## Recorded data

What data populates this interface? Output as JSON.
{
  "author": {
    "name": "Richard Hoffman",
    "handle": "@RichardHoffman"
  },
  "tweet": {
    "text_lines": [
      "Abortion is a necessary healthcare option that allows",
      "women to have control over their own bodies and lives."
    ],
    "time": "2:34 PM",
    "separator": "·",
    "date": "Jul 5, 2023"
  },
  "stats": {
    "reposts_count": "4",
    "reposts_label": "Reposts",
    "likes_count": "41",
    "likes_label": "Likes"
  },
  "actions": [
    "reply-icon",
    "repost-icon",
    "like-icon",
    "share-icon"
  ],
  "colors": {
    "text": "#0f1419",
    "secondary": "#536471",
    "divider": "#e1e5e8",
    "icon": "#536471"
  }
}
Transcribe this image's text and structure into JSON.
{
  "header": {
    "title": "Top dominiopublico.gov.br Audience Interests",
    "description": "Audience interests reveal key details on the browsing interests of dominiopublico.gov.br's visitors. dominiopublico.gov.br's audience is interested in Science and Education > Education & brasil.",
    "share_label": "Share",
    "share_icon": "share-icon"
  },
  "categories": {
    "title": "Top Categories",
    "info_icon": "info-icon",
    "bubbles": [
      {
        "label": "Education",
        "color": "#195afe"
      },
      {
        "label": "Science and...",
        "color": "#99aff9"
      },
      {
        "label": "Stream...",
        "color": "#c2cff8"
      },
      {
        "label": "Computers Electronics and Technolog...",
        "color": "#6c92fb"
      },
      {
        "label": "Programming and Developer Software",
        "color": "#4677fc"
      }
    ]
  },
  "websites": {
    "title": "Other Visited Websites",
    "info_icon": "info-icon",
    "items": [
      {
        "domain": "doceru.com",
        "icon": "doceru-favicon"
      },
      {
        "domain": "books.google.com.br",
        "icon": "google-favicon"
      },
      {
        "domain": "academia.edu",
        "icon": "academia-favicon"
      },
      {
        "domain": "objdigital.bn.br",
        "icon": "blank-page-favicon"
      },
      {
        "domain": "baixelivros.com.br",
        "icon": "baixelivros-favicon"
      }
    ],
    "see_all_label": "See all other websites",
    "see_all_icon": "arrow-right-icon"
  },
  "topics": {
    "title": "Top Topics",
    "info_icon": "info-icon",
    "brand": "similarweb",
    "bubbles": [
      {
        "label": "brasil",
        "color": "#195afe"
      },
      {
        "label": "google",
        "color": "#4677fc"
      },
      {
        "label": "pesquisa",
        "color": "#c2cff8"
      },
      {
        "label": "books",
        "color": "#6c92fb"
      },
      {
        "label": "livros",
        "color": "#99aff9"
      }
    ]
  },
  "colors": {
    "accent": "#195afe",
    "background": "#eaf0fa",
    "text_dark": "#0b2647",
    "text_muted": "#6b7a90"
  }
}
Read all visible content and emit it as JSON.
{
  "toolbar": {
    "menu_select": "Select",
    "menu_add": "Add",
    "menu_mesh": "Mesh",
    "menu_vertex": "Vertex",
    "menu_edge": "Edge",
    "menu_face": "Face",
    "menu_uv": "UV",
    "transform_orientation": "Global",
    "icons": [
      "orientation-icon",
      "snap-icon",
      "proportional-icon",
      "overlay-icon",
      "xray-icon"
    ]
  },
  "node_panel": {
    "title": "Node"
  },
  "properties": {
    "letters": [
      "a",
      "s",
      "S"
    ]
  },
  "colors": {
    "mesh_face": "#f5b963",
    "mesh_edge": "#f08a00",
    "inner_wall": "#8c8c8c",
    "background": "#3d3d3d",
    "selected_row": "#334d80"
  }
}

## Your instructions
Check every line of the data, and copy the ones that contain "domain".

## Correct response
        "domain": "doceru.com",
        "domain": "books.google.com.br",
        "domain": "academia.edu",
        "domain": "objdigital.bn.br",
        "domain": "baixelivros.com.br",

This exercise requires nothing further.